#### Exercise prompt
Wherever "billion" appears in a line, copy that line.
- - - -
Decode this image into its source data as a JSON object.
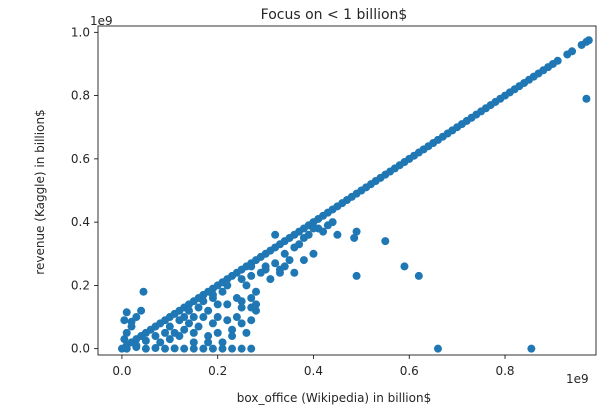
{
  "chart_data": {
    "type": "scatter",
    "title": "Focus on < 1 billion$",
    "xlabel": "box_office (Wikipedia) in billion$",
    "ylabel": "revenue (Kaggle) in billion$",
    "x_offset_label": "1e9",
    "y_offset_label": "1e9",
    "xlim": [
      -0.05,
      0.99
    ],
    "ylim": [
      -0.02,
      1.02
    ],
    "x_ticks": [
      0.0,
      0.2,
      0.4,
      0.6,
      0.8
    ],
    "x_tick_labels": [
      "0.0",
      "0.2",
      "0.4",
      "0.6",
      "0.8"
    ],
    "y_ticks": [
      0.0,
      0.2,
      0.4,
      0.6,
      0.8,
      1.0
    ],
    "y_tick_labels": [
      "0.0",
      "0.2",
      "0.4",
      "0.6",
      "0.8",
      "1.0"
    ],
    "grid": false,
    "marker_color": "#1f77b4",
    "series": [
      {
        "points": [
          [
            0.0,
            0.0
          ],
          [
            0.01,
            0.01
          ],
          [
            0.02,
            0.02
          ],
          [
            0.03,
            0.03
          ],
          [
            0.04,
            0.04
          ],
          [
            0.05,
            0.05
          ],
          [
            0.06,
            0.06
          ],
          [
            0.07,
            0.07
          ],
          [
            0.08,
            0.08
          ],
          [
            0.09,
            0.09
          ],
          [
            0.1,
            0.1
          ],
          [
            0.11,
            0.11
          ],
          [
            0.12,
            0.12
          ],
          [
            0.13,
            0.13
          ],
          [
            0.14,
            0.14
          ],
          [
            0.15,
            0.15
          ],
          [
            0.16,
            0.16
          ],
          [
            0.17,
            0.17
          ],
          [
            0.18,
            0.18
          ],
          [
            0.19,
            0.19
          ],
          [
            0.2,
            0.2
          ],
          [
            0.21,
            0.21
          ],
          [
            0.22,
            0.22
          ],
          [
            0.23,
            0.23
          ],
          [
            0.24,
            0.24
          ],
          [
            0.25,
            0.25
          ],
          [
            0.26,
            0.26
          ],
          [
            0.27,
            0.27
          ],
          [
            0.28,
            0.28
          ],
          [
            0.29,
            0.29
          ],
          [
            0.3,
            0.3
          ],
          [
            0.31,
            0.31
          ],
          [
            0.32,
            0.32
          ],
          [
            0.33,
            0.33
          ],
          [
            0.34,
            0.34
          ],
          [
            0.35,
            0.35
          ],
          [
            0.36,
            0.36
          ],
          [
            0.37,
            0.37
          ],
          [
            0.38,
            0.38
          ],
          [
            0.39,
            0.39
          ],
          [
            0.4,
            0.4
          ],
          [
            0.41,
            0.41
          ],
          [
            0.42,
            0.42
          ],
          [
            0.43,
            0.43
          ],
          [
            0.44,
            0.44
          ],
          [
            0.45,
            0.45
          ],
          [
            0.46,
            0.46
          ],
          [
            0.47,
            0.47
          ],
          [
            0.48,
            0.48
          ],
          [
            0.49,
            0.49
          ],
          [
            0.5,
            0.5
          ],
          [
            0.51,
            0.51
          ],
          [
            0.52,
            0.52
          ],
          [
            0.53,
            0.53
          ],
          [
            0.54,
            0.54
          ],
          [
            0.55,
            0.55
          ],
          [
            0.56,
            0.56
          ],
          [
            0.57,
            0.57
          ],
          [
            0.58,
            0.58
          ],
          [
            0.59,
            0.59
          ],
          [
            0.6,
            0.6
          ],
          [
            0.61,
            0.61
          ],
          [
            0.62,
            0.62
          ],
          [
            0.63,
            0.63
          ],
          [
            0.64,
            0.64
          ],
          [
            0.65,
            0.65
          ],
          [
            0.66,
            0.66
          ],
          [
            0.67,
            0.67
          ],
          [
            0.68,
            0.68
          ],
          [
            0.69,
            0.69
          ],
          [
            0.7,
            0.7
          ],
          [
            0.71,
            0.71
          ],
          [
            0.72,
            0.72
          ],
          [
            0.73,
            0.73
          ],
          [
            0.74,
            0.74
          ],
          [
            0.75,
            0.75
          ],
          [
            0.76,
            0.76
          ],
          [
            0.77,
            0.77
          ],
          [
            0.78,
            0.78
          ],
          [
            0.79,
            0.79
          ],
          [
            0.8,
            0.8
          ],
          [
            0.81,
            0.81
          ],
          [
            0.82,
            0.82
          ],
          [
            0.83,
            0.83
          ],
          [
            0.84,
            0.84
          ],
          [
            0.85,
            0.85
          ],
          [
            0.86,
            0.86
          ],
          [
            0.87,
            0.87
          ],
          [
            0.88,
            0.88
          ],
          [
            0.89,
            0.89
          ],
          [
            0.9,
            0.9
          ],
          [
            0.91,
            0.91
          ],
          [
            0.93,
            0.93
          ],
          [
            0.94,
            0.94
          ],
          [
            0.96,
            0.96
          ],
          [
            0.97,
            0.97
          ],
          [
            0.975,
            0.975
          ],
          [
            0.01,
            0.0
          ],
          [
            0.03,
            0.005
          ],
          [
            0.05,
            0.0
          ],
          [
            0.07,
            0.002
          ],
          [
            0.09,
            0.0
          ],
          [
            0.11,
            0.001
          ],
          [
            0.13,
            0.0
          ],
          [
            0.15,
            0.0
          ],
          [
            0.17,
            0.0
          ],
          [
            0.19,
            0.0
          ],
          [
            0.21,
            0.0
          ],
          [
            0.23,
            0.0
          ],
          [
            0.25,
            0.0
          ],
          [
            0.27,
            0.0
          ],
          [
            0.005,
            0.03
          ],
          [
            0.01,
            0.05
          ],
          [
            0.02,
            0.07
          ],
          [
            0.005,
            0.09
          ],
          [
            0.01,
            0.115
          ],
          [
            0.02,
            0.085
          ],
          [
            0.03,
            0.1
          ],
          [
            0.04,
            0.12
          ],
          [
            0.045,
            0.18
          ],
          [
            0.03,
            0.01
          ],
          [
            0.05,
            0.025
          ],
          [
            0.07,
            0.04
          ],
          [
            0.08,
            0.02
          ],
          [
            0.09,
            0.05
          ],
          [
            0.1,
            0.03
          ],
          [
            0.1,
            0.07
          ],
          [
            0.11,
            0.05
          ],
          [
            0.12,
            0.09
          ],
          [
            0.12,
            0.04
          ],
          [
            0.13,
            0.1
          ],
          [
            0.13,
            0.06
          ],
          [
            0.14,
            0.08
          ],
          [
            0.14,
            0.12
          ],
          [
            0.15,
            0.05
          ],
          [
            0.15,
            0.1
          ],
          [
            0.16,
            0.13
          ],
          [
            0.16,
            0.07
          ],
          [
            0.17,
            0.1
          ],
          [
            0.17,
            0.15
          ],
          [
            0.18,
            0.04
          ],
          [
            0.18,
            0.12
          ],
          [
            0.19,
            0.08
          ],
          [
            0.19,
            0.16
          ],
          [
            0.2,
            0.14
          ],
          [
            0.2,
            0.05
          ],
          [
            0.2,
            0.1
          ],
          [
            0.21,
            0.18
          ],
          [
            0.22,
            0.09
          ],
          [
            0.22,
            0.14
          ],
          [
            0.23,
            0.06
          ],
          [
            0.24,
            0.16
          ],
          [
            0.25,
            0.13
          ],
          [
            0.26,
            0.2
          ],
          [
            0.27,
            0.23
          ],
          [
            0.28,
            0.18
          ],
          [
            0.29,
            0.24
          ],
          [
            0.3,
            0.26
          ],
          [
            0.31,
            0.22
          ],
          [
            0.32,
            0.27
          ],
          [
            0.33,
            0.25
          ],
          [
            0.34,
            0.3
          ],
          [
            0.35,
            0.28
          ],
          [
            0.36,
            0.32
          ],
          [
            0.37,
            0.33
          ],
          [
            0.38,
            0.35
          ],
          [
            0.39,
            0.36
          ],
          [
            0.4,
            0.38
          ],
          [
            0.19,
            0.17
          ],
          [
            0.22,
            0.2
          ],
          [
            0.25,
            0.22
          ],
          [
            0.27,
            0.16
          ],
          [
            0.27,
            0.13
          ],
          [
            0.27,
            0.26
          ],
          [
            0.28,
            0.14
          ],
          [
            0.28,
            0.12
          ],
          [
            0.3,
            0.25
          ],
          [
            0.33,
            0.24
          ],
          [
            0.34,
            0.26
          ],
          [
            0.36,
            0.24
          ],
          [
            0.38,
            0.28
          ],
          [
            0.4,
            0.3
          ],
          [
            0.32,
            0.36
          ],
          [
            0.25,
            0.15
          ],
          [
            0.27,
            0.09
          ],
          [
            0.21,
            0.02
          ],
          [
            0.23,
            0.04
          ],
          [
            0.24,
            0.1
          ],
          [
            0.25,
            0.08
          ],
          [
            0.26,
            0.05
          ],
          [
            0.18,
            0.02
          ],
          [
            0.15,
            0.02
          ],
          [
            0.41,
            0.38
          ],
          [
            0.42,
            0.37
          ],
          [
            0.43,
            0.39
          ],
          [
            0.44,
            0.4
          ],
          [
            0.45,
            0.36
          ],
          [
            0.49,
            0.37
          ],
          [
            0.485,
            0.35
          ],
          [
            0.49,
            0.23
          ],
          [
            0.55,
            0.34
          ],
          [
            0.59,
            0.26
          ],
          [
            0.62,
            0.23
          ],
          [
            0.66,
            0.0
          ],
          [
            0.855,
            0.0
          ],
          [
            0.97,
            0.79
          ]
        ]
      }
    ]
  }
}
- - - -
#### Reply
    "title": "Focus on < 1 billion$",
    "xlabel": "box_office (Wikipedia) in billion$",
    "ylabel": "revenue (Kaggle) in billion$",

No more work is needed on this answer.